* Problem
What follows is a set of records; restate each one word for word and drop the pictures.

[Dataset entries]
=-=-=

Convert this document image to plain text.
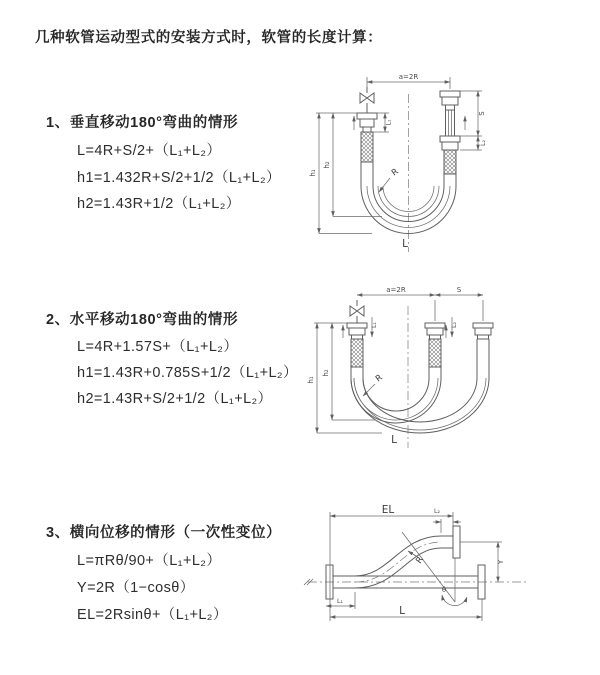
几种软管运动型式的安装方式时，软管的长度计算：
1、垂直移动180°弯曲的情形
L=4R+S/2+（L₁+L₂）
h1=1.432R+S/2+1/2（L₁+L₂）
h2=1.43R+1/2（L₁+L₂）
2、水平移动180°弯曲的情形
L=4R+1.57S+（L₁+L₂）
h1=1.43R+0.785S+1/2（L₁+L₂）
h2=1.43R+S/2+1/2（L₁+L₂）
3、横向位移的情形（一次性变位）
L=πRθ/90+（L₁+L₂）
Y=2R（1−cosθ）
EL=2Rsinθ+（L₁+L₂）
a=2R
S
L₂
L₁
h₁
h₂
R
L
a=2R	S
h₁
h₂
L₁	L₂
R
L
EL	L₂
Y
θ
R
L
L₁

=-=-=

* Exercise result
Convert this document image to plain text.
几种软管运动型式的安装方式时，软管的长度计算：
1、垂直移动180°弯曲的情形
L=4R+S/2+（L₁+L₂）
h1=1.432R+S/2+1/2（L₁+L₂）
h2=1.43R+1/2（L₁+L₂）
2、水平移动180°弯曲的情形
L=4R+1.57S+（L₁+L₂）
h1=1.43R+0.785S+1/2（L₁+L₂）
h2=1.43R+S/2+1/2（L₁+L₂）
3、横向位移的情形（一次性变位）
L=πRθ/90+（L₁+L₂）
Y=2R（1−cosθ）
EL=2Rsinθ+（L₁+L₂）
a=2R
S
L₂
L₁
h₁
h₂
R
L
a=2R	S
h₁
h₂
L₁	L₂
R
L
EL	L₂
Y
θ
R
L
L₁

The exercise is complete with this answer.